**DATA ENTRIES**:
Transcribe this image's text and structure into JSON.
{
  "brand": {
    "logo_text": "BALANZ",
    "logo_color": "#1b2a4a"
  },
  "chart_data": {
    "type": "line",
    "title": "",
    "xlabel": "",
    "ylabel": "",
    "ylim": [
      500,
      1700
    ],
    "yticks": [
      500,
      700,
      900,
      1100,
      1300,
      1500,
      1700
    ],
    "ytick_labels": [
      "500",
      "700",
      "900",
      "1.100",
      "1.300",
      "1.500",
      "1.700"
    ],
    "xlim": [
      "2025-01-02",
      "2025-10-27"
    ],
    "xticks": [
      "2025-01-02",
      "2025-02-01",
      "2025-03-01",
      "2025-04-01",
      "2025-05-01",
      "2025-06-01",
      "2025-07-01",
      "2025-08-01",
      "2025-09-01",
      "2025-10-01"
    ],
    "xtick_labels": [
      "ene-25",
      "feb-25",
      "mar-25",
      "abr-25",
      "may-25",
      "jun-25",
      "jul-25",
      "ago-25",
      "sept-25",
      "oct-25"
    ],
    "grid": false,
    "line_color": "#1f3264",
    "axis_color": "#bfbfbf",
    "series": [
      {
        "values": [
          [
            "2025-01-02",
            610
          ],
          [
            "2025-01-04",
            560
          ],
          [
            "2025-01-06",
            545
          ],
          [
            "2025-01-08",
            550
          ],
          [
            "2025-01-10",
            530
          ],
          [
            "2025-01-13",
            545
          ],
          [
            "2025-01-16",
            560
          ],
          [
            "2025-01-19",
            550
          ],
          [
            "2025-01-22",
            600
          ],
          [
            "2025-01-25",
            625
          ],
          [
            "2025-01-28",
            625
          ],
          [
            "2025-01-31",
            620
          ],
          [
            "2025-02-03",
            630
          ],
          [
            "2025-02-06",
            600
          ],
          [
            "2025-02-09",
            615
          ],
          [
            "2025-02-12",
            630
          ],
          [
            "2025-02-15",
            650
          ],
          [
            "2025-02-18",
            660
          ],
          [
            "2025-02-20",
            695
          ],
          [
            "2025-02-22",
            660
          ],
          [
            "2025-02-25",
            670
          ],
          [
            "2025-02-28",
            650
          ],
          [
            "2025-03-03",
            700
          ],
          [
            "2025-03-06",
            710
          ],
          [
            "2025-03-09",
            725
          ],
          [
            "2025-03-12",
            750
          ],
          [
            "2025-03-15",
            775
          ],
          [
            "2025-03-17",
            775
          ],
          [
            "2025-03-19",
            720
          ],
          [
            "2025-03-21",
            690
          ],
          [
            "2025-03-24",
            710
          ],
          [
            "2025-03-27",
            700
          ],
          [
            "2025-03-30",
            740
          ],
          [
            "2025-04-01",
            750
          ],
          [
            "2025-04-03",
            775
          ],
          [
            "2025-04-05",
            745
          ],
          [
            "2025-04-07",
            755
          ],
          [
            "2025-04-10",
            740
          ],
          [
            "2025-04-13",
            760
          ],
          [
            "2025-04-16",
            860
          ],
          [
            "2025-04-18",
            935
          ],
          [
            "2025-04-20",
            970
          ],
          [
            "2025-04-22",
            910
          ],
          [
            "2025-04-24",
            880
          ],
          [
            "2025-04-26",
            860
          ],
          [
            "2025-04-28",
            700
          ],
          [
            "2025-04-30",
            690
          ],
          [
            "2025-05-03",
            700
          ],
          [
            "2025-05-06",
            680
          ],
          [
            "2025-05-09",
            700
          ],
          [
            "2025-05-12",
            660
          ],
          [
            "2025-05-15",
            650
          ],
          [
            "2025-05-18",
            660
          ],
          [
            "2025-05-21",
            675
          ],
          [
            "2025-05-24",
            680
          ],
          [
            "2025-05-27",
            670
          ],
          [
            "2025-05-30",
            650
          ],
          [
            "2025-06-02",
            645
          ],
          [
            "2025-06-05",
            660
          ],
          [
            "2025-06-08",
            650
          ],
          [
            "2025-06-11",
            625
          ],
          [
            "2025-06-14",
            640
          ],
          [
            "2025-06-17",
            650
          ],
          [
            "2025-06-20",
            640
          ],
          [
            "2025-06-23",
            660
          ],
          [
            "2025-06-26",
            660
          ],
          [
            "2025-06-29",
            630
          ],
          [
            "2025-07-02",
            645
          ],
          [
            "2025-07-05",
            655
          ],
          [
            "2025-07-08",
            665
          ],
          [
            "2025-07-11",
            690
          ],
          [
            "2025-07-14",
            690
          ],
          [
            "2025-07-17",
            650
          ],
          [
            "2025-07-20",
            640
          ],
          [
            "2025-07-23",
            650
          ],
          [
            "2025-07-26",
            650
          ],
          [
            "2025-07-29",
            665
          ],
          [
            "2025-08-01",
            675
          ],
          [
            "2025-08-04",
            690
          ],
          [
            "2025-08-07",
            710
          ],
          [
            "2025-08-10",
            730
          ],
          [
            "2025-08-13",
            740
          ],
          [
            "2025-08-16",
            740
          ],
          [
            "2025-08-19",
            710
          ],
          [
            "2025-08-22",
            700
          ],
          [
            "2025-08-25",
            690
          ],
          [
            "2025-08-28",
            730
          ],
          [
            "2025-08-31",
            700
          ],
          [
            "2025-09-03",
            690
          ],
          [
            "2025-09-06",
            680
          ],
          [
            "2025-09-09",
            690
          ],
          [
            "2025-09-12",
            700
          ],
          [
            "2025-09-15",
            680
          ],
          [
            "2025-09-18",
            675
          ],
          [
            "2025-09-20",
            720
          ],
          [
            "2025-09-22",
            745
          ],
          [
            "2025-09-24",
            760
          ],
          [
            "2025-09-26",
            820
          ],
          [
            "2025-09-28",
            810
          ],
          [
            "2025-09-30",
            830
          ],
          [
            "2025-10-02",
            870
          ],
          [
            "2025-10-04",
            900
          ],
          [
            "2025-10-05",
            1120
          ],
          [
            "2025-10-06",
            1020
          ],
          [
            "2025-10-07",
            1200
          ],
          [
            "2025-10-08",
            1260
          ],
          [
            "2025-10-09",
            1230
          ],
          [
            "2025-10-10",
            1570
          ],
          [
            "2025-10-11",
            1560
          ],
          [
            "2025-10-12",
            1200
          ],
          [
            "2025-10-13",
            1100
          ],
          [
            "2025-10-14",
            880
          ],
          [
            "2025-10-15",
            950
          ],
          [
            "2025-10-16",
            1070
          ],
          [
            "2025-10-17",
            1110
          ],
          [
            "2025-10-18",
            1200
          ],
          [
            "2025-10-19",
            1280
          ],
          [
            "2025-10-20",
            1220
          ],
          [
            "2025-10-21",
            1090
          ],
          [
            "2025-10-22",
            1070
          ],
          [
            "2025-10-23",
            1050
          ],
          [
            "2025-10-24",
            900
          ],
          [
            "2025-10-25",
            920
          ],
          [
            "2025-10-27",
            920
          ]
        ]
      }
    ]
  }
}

**PROMPT**:
Copy all the entries verbatim.

**PROBLEM SOLUTION**:
Transcribe this image's text and structure into JSON.
{
  "brand": {
    "logo_text": "BALANZ",
    "logo_color": "#1b2a4a"
  },
  "chart_data": {
    "type": "line",
    "title": "",
    "xlabel": "",
    "ylabel": "",
    "ylim": [
      500,
      1700
    ],
    "yticks": [
      500,
      700,
      900,
      1100,
      1300,
      1500,
      1700
    ],
    "ytick_labels": [
      "500",
      "700",
      "900",
      "1.100",
      "1.300",
      "1.500",
      "1.700"
    ],
    "xlim": [
      "2025-01-02",
      "2025-10-27"
    ],
    "xticks": [
      "2025-01-02",
      "2025-02-01",
      "2025-03-01",
      "2025-04-01",
      "2025-05-01",
      "2025-06-01",
      "2025-07-01",
      "2025-08-01",
      "2025-09-01",
      "2025-10-01"
    ],
    "xtick_labels": [
      "ene-25",
      "feb-25",
      "mar-25",
      "abr-25",
      "may-25",
      "jun-25",
      "jul-25",
      "ago-25",
      "sept-25",
      "oct-25"
    ],
    "grid": false,
    "line_color": "#1f3264",
    "axis_color": "#bfbfbf",
    "series": [
      {
        "values": [
          [
            "2025-01-02",
            610
          ],
          [
            "2025-01-04",
            560
          ],
          [
            "2025-01-06",
            545
          ],
          [
            "2025-01-08",
            550
          ],
          [
            "2025-01-10",
            530
          ],
          [
            "2025-01-13",
            545
          ],
          [
            "2025-01-16",
            560
          ],
          [
            "2025-01-19",
            550
          ],
          [
            "2025-01-22",
            600
          ],
          [
            "2025-01-25",
            625
          ],
          [
            "2025-01-28",
            625
          ],
          [
            "2025-01-31",
            620
          ],
          [
            "2025-02-03",
            630
          ],
          [
            "2025-02-06",
            600
          ],
          [
            "2025-02-09",
            615
          ],
          [
            "2025-02-12",
            630
          ],
          [
            "2025-02-15",
            650
          ],
          [
            "2025-02-18",
            660
          ],
          [
            "2025-02-20",
            695
          ],
          [
            "2025-02-22",
            660
          ],
          [
            "2025-02-25",
            670
          ],
          [
            "2025-02-28",
            650
          ],
          [
            "2025-03-03",
            700
          ],
          [
            "2025-03-06",
            710
          ],
          [
            "2025-03-09",
            725
          ],
          [
            "2025-03-12",
            750
          ],
          [
            "2025-03-15",
            775
          ],
          [
            "2025-03-17",
            775
          ],
          [
            "2025-03-19",
            720
          ],
          [
            "2025-03-21",
            690
          ],
          [
            "2025-03-24",
            710
          ],
          [
            "2025-03-27",
            700
          ],
          [
            "2025-03-30",
            740
          ],
          [
            "2025-04-01",
            750
          ],
          [
            "2025-04-03",
            775
          ],
          [
            "2025-04-05",
            745
          ],
          [
            "2025-04-07",
            755
          ],
          [
            "2025-04-10",
            740
          ],
          [
            "2025-04-13",
            760
          ],
          [
            "2025-04-16",
            860
          ],
          [
            "2025-04-18",
            935
          ],
          [
            "2025-04-20",
            970
          ],
          [
            "2025-04-22",
            910
          ],
          [
            "2025-04-24",
            880
          ],
          [
            "2025-04-26",
            860
          ],
          [
            "2025-04-28",
            700
          ],
          [
            "2025-04-30",
            690
          ],
          [
            "2025-05-03",
            700
          ],
          [
            "2025-05-06",
            680
          ],
          [
            "2025-05-09",
            700
          ],
          [
            "2025-05-12",
            660
          ],
          [
            "2025-05-15",
            650
          ],
          [
            "2025-05-18",
            660
          ],
          [
            "2025-05-21",
            675
          ],
          [
            "2025-05-24",
            680
          ],
          [
            "2025-05-27",
            670
          ],
          [
            "2025-05-30",
            650
          ],
          [
            "2025-06-02",
            645
          ],
          [
            "2025-06-05",
            660
          ],
          [
            "2025-06-08",
            650
          ],
          [
            "2025-06-11",
            625
          ],
          [
            "2025-06-14",
            640
          ],
          [
            "2025-06-17",
            650
          ],
          [
            "2025-06-20",
            640
          ],
          [
            "2025-06-23",
            660
          ],
          [
            "2025-06-26",
            660
          ],
          [
            "2025-06-29",
            630
          ],
          [
            "2025-07-02",
            645
          ],
          [
            "2025-07-05",
            655
          ],
          [
            "2025-07-08",
            665
          ],
          [
            "2025-07-11",
            690
          ],
          [
            "2025-07-14",
            690
          ],
          [
            "2025-07-17",
            650
          ],
          [
            "2025-07-20",
            640
          ],
          [
            "2025-07-23",
            650
          ],
          [
            "2025-07-26",
            650
          ],
          [
            "2025-07-29",
            665
          ],
          [
            "2025-08-01",
            675
          ],
          [
            "2025-08-04",
            690
          ],
          [
            "2025-08-07",
            710
          ],
          [
            "2025-08-10",
            730
          ],
          [
            "2025-08-13",
            740
          ],
          [
            "2025-08-16",
            740
          ],
          [
            "2025-08-19",
            710
          ],
          [
            "2025-08-22",
            700
          ],
          [
            "2025-08-25",
            690
          ],
          [
            "2025-08-28",
            730
          ],
          [
            "2025-08-31",
            700
          ],
          [
            "2025-09-03",
            690
          ],
          [
            "2025-09-06",
            680
          ],
          [
            "2025-09-09",
            690
          ],
          [
            "2025-09-12",
            700
          ],
          [
            "2025-09-15",
            680
          ],
          [
            "2025-09-18",
            675
          ],
          [
            "2025-09-20",
            720
          ],
          [
            "2025-09-22",
            745
          ],
          [
            "2025-09-24",
            760
          ],
          [
            "2025-09-26",
            820
          ],
          [
            "2025-09-28",
            810
          ],
          [
            "2025-09-30",
            830
          ],
          [
            "2025-10-02",
            870
          ],
          [
            "2025-10-04",
            900
          ],
          [
            "2025-10-05",
            1120
          ],
          [
            "2025-10-06",
            1020
          ],
          [
            "2025-10-07",
            1200
          ],
          [
            "2025-10-08",
            1260
          ],
          [
            "2025-10-09",
            1230
          ],
          [
            "2025-10-10",
            1570
          ],
          [
            "2025-10-11",
            1560
          ],
          [
            "2025-10-12",
            1200
          ],
          [
            "2025-10-13",
            1100
          ],
          [
            "2025-10-14",
            880
          ],
          [
            "2025-10-15",
            950
          ],
          [
            "2025-10-16",
            1070
          ],
          [
            "2025-10-17",
            1110
          ],
          [
            "2025-10-18",
            1200
          ],
          [
            "2025-10-19",
            1280
          ],
          [
            "2025-10-20",
            1220
          ],
          [
            "2025-10-21",
            1090
          ],
          [
            "2025-10-22",
            1070
          ],
          [
            "2025-10-23",
            1050
          ],
          [
            "2025-10-24",
            900
          ],
          [
            "2025-10-25",
            920
          ],
          [
            "2025-10-27",
            920
          ]
        ]
      }
    ]
  }
}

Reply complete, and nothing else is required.